== Aim ==
Each line that follows is to be retyped exactly.

== Records to use ==
# # # # #

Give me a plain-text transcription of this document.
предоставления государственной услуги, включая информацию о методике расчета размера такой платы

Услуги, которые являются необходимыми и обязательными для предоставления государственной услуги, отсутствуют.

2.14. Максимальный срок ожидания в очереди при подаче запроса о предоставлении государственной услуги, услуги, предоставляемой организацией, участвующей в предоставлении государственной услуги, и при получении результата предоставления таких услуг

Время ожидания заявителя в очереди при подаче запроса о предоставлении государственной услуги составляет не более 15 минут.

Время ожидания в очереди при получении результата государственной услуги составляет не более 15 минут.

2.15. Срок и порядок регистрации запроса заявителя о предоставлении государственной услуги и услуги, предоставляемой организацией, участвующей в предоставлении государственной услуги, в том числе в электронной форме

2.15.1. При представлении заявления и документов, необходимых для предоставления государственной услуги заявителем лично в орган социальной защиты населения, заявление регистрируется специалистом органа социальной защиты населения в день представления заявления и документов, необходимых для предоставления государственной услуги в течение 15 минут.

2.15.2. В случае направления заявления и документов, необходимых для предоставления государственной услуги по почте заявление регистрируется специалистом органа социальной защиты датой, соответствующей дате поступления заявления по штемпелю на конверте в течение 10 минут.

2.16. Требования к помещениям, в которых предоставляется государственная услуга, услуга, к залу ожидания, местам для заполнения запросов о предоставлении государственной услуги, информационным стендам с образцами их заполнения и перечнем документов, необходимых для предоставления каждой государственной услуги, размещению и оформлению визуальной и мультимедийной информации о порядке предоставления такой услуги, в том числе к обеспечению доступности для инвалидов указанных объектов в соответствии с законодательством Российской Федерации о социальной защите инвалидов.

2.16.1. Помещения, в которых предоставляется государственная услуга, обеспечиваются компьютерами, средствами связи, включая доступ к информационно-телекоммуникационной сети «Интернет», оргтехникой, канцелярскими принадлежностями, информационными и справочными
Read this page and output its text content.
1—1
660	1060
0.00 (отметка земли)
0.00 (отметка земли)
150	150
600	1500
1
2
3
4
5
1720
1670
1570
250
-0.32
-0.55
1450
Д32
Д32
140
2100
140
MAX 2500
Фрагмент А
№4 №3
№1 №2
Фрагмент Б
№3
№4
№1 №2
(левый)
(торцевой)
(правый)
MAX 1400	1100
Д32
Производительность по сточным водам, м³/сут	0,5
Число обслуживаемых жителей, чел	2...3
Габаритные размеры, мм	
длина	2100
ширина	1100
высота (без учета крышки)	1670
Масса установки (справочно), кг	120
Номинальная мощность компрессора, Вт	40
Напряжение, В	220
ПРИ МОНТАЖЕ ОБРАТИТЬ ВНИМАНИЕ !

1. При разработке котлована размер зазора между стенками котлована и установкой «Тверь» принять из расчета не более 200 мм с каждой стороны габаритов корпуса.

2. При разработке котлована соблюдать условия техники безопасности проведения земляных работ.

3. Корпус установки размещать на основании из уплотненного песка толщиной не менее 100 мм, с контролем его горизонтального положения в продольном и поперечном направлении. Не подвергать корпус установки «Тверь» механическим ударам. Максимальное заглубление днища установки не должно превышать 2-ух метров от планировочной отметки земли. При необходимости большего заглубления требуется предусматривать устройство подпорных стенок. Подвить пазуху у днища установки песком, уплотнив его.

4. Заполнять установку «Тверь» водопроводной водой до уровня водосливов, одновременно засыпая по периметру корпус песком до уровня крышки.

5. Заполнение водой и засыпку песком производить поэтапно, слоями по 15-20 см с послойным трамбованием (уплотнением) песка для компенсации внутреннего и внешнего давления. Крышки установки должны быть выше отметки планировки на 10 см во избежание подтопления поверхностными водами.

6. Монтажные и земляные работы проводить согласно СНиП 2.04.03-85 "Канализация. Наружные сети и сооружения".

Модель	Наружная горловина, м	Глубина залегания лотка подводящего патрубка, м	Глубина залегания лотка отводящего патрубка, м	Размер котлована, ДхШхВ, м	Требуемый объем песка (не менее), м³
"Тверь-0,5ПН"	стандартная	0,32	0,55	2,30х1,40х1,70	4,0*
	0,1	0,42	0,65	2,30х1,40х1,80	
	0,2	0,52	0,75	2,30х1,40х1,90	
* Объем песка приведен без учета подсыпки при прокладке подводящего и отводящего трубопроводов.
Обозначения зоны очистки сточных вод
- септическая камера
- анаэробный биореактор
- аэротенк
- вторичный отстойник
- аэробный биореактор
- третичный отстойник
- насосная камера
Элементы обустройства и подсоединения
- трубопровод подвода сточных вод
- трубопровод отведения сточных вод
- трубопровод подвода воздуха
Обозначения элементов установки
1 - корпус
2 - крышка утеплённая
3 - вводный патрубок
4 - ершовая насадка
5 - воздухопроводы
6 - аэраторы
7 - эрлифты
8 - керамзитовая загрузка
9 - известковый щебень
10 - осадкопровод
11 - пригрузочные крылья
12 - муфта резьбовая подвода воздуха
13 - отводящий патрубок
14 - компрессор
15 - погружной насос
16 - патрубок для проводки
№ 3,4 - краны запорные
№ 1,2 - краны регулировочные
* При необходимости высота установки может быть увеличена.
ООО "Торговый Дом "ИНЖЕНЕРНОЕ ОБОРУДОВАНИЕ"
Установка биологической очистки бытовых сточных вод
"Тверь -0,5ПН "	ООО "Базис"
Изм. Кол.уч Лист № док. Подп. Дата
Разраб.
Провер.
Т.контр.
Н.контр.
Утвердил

# # # # #

== Reply ==
Give me a plain-text transcription of this document.
предоставления государственной услуги, включая информацию о методике расчета размера такой платы

Услуги, которые являются необходимыми и обязательными для предоставления государственной услуги, отсутствуют.

2.14. Максимальный срок ожидания в очереди при подаче запроса о предоставлении государственной услуги, услуги, предоставляемой организацией, участвующей в предоставлении государственной услуги, и при получении результата предоставления таких услуг

Время ожидания заявителя в очереди при подаче запроса о предоставлении государственной услуги составляет не более 15 минут.

Время ожидания в очереди при получении результата государственной услуги составляет не более 15 минут.

2.15. Срок и порядок регистрации запроса заявителя о предоставлении государственной услуги и услуги, предоставляемой организацией, участвующей в предоставлении государственной услуги, в том числе в электронной форме

2.15.1. При представлении заявления и документов, необходимых для предоставления государственной услуги заявителем лично в орган социальной защиты населения, заявление регистрируется специалистом органа социальной защиты населения в день представления заявления и документов, необходимых для предоставления государственной услуги в течение 15 минут.

2.15.2. В случае направления заявления и документов, необходимых для предоставления государственной услуги по почте заявление регистрируется специалистом органа социальной защиты датой, соответствующей дате поступления заявления по штемпелю на конверте в течение 10 минут.

2.16. Требования к помещениям, в которых предоставляется государственная услуга, услуга, к залу ожидания, местам для заполнения запросов о предоставлении государственной услуги, информационным стендам с образцами их заполнения и перечнем документов, необходимых для предоставления каждой государственной услуги, размещению и оформлению визуальной и мультимедийной информации о порядке предоставления такой услуги, в том числе к обеспечению доступности для инвалидов указанных объектов в соответствии с законодательством Российской Федерации о социальной защите инвалидов.

2.16.1. Помещения, в которых предоставляется государственная услуга, обеспечиваются компьютерами, средствами связи, включая доступ к информационно-телекоммуникационной сети «Интернет», оргтехникой, канцелярскими принадлежностями, информационными и справочными
Read this page and output its text content.
1—1
660	1060
0.00 (отметка земли)
0.00 (отметка земли)
150	150
600	1500
1
2
3
4
5
1720
1670
1570
250
-0.32
-0.55
1450
Д32
Д32
140
2100
140
MAX 2500
Фрагмент А
№4 №3
№1 №2
Фрагмент Б
№3
№4
№1 №2
(левый)
(торцевой)
(правый)
MAX 1400	1100
Д32
Производительность по сточным водам, м³/сут	0,5
Число обслуживаемых жителей, чел	2...3
Габаритные размеры, мм	
длина	2100
ширина	1100
высота (без учета крышки)	1670
Масса установки (справочно), кг	120
Номинальная мощность компрессора, Вт	40
Напряжение, В	220
ПРИ МОНТАЖЕ ОБРАТИТЬ ВНИМАНИЕ !

1. При разработке котлована размер зазора между стенками котлована и установкой «Тверь» принять из расчета не более 200 мм с каждой стороны габаритов корпуса.

2. При разработке котлована соблюдать условия техники безопасности проведения земляных работ.

3. Корпус установки размещать на основании из уплотненного песка толщиной не менее 100 мм, с контролем его горизонтального положения в продольном и поперечном направлении. Не подвергать корпус установки «Тверь» механическим ударам. Максимальное заглубление днища установки не должно превышать 2-ух метров от планировочной отметки земли. При необходимости большего заглубления требуется предусматривать устройство подпорных стенок. Подвить пазуху у днища установки песком, уплотнив его.

4. Заполнять установку «Тверь» водопроводной водой до уровня водосливов, одновременно засыпая по периметру корпус песком до уровня крышки.

5. Заполнение водой и засыпку песком производить поэтапно, слоями по 15-20 см с послойным трамбованием (уплотнением) песка для компенсации внутреннего и внешнего давления. Крышки установки должны быть выше отметки планировки на 10 см во избежание подтопления поверхностными водами.

6. Монтажные и земляные работы проводить согласно СНиП 2.04.03-85 "Канализация. Наружные сети и сооружения".

Модель	Наружная горловина, м	Глубина залегания лотка подводящего патрубка, м	Глубина залегания лотка отводящего патрубка, м	Размер котлована, ДхШхВ, м	Требуемый объем песка (не менее), м³
"Тверь-0,5ПН"	стандартная	0,32	0,55	2,30х1,40х1,70	4,0*
	0,1	0,42	0,65	2,30х1,40х1,80	
	0,2	0,52	0,75	2,30х1,40х1,90	
* Объем песка приведен без учета подсыпки при прокладке подводящего и отводящего трубопроводов.
Обозначения зоны очистки сточных вод
- септическая камера
- анаэробный биореактор
- аэротенк
- вторичный отстойник
- аэробный биореактор
- третичный отстойник
- насосная камера
Элементы обустройства и подсоединения
- трубопровод подвода сточных вод
- трубопровод отведения сточных вод
- трубопровод подвода воздуха
Обозначения элементов установки
1 - корпус
2 - крышка утеплённая
3 - вводный патрубок
4 - ершовая насадка
5 - воздухопроводы
6 - аэраторы
7 - эрлифты
8 - керамзитовая загрузка
9 - известковый щебень
10 - осадкопровод
11 - пригрузочные крылья
12 - муфта резьбовая подвода воздуха
13 - отводящий патрубок
14 - компрессор
15 - погружной насос
16 - патрубок для проводки
№ 3,4 - краны запорные
№ 1,2 - краны регулировочные
* При необходимости высота установки может быть увеличена.
ООО "Торговый Дом "ИНЖЕНЕРНОЕ ОБОРУДОВАНИЕ"
Установка биологической очистки бытовых сточных вод
"Тверь -0,5ПН "	ООО "Базис"
Изм. Кол.уч Лист № док. Подп. Дата
Разраб.
Провер.
Т.контр.
Н.контр.
Утвердил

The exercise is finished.